[START Listed records]

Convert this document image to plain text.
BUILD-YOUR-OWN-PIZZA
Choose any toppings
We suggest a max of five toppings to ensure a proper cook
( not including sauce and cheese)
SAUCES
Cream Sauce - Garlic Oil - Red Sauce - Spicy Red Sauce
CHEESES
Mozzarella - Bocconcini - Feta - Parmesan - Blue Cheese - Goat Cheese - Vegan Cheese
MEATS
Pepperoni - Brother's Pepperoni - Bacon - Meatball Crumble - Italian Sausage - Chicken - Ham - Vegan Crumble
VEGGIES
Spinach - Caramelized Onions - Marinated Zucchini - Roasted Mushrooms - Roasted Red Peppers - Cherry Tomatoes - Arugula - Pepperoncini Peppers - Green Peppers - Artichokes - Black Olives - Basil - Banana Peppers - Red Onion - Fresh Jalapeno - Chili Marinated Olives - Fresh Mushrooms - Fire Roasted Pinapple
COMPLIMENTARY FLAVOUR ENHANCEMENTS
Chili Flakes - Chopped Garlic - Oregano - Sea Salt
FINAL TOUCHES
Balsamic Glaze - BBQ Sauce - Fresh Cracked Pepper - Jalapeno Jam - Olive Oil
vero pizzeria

[END Listed records]

Transcribe the material above word for word.

#### Result of the task
Convert this document image to plain text.
BUILD-YOUR-OWN-PIZZA
Choose any toppings
We suggest a max of five toppings to ensure a proper cook
( not including sauce and cheese)
SAUCES
Cream Sauce - Garlic Oil - Red Sauce - Spicy Red Sauce
CHEESES
Mozzarella - Bocconcini - Feta - Parmesan - Blue Cheese - Goat Cheese - Vegan Cheese
MEATS
Pepperoni - Brother's Pepperoni - Bacon - Meatball Crumble - Italian Sausage - Chicken - Ham - Vegan Crumble
VEGGIES
Spinach - Caramelized Onions - Marinated Zucchini - Roasted Mushrooms - Roasted Red Peppers - Cherry Tomatoes - Arugula - Pepperoncini Peppers - Green Peppers - Artichokes - Black Olives - Basil - Banana Peppers - Red Onion - Fresh Jalapeno - Chili Marinated Olives - Fresh Mushrooms - Fire Roasted Pinapple
COMPLIMENTARY FLAVOUR ENHANCEMENTS
Chili Flakes - Chopped Garlic - Oregano - Sea Salt
FINAL TOUCHES
Balsamic Glaze - BBQ Sauce - Fresh Cracked Pepper - Jalapeno Jam - Olive Oil
vero pizzeria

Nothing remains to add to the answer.